-- INFORMATION SUPPLIED start --

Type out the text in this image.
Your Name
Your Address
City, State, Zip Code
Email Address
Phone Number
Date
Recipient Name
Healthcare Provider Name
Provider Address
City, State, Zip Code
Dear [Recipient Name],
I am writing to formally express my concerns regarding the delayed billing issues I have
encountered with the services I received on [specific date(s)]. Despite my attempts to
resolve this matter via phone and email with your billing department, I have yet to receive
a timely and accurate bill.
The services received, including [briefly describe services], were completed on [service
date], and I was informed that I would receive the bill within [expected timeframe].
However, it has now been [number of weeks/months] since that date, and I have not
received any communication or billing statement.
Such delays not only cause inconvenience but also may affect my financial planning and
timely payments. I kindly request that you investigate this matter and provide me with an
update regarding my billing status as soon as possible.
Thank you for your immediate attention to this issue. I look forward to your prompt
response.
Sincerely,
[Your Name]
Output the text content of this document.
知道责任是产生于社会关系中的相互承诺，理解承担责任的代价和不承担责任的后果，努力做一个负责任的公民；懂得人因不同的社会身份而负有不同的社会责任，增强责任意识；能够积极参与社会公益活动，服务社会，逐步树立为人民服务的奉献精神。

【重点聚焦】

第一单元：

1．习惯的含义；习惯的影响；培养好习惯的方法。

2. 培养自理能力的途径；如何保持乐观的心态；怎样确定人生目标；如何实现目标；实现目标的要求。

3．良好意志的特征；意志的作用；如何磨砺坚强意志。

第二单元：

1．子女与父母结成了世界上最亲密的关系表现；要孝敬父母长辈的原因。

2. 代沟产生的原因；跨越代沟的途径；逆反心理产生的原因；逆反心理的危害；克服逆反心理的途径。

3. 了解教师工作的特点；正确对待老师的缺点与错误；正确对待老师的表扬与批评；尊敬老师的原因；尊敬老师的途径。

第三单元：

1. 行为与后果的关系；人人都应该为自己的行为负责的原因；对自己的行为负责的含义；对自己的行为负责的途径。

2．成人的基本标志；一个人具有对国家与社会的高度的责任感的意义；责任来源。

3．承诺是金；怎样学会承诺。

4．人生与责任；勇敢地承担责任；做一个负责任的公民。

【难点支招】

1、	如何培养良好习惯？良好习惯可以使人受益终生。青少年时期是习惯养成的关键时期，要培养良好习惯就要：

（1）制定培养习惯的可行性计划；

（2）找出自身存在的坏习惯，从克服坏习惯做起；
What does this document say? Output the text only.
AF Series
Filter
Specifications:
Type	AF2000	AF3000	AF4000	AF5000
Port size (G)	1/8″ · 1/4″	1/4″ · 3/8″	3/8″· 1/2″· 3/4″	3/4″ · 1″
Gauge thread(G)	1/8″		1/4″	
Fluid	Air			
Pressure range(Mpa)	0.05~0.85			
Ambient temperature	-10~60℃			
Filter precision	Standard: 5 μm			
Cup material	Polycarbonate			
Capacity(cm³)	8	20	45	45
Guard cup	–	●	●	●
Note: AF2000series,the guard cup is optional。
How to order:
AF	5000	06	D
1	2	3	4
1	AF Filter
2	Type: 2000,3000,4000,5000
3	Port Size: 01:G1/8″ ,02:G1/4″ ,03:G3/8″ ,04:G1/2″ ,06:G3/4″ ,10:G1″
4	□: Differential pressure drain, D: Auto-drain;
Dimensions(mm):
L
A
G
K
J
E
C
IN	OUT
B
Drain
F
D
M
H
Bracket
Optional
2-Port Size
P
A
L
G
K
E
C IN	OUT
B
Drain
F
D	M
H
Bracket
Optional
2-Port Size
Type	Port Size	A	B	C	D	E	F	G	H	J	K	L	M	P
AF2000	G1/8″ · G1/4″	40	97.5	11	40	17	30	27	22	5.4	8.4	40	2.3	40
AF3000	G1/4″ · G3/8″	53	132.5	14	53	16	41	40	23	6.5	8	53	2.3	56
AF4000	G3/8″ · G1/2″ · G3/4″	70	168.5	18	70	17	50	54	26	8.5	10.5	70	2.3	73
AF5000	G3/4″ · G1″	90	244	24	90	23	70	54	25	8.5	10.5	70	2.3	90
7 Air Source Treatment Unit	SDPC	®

-- INFORMATION SUPPLIED end --

Read through the data and copy every line where "Address" shows up.

Your Address
Email Address
Provider Address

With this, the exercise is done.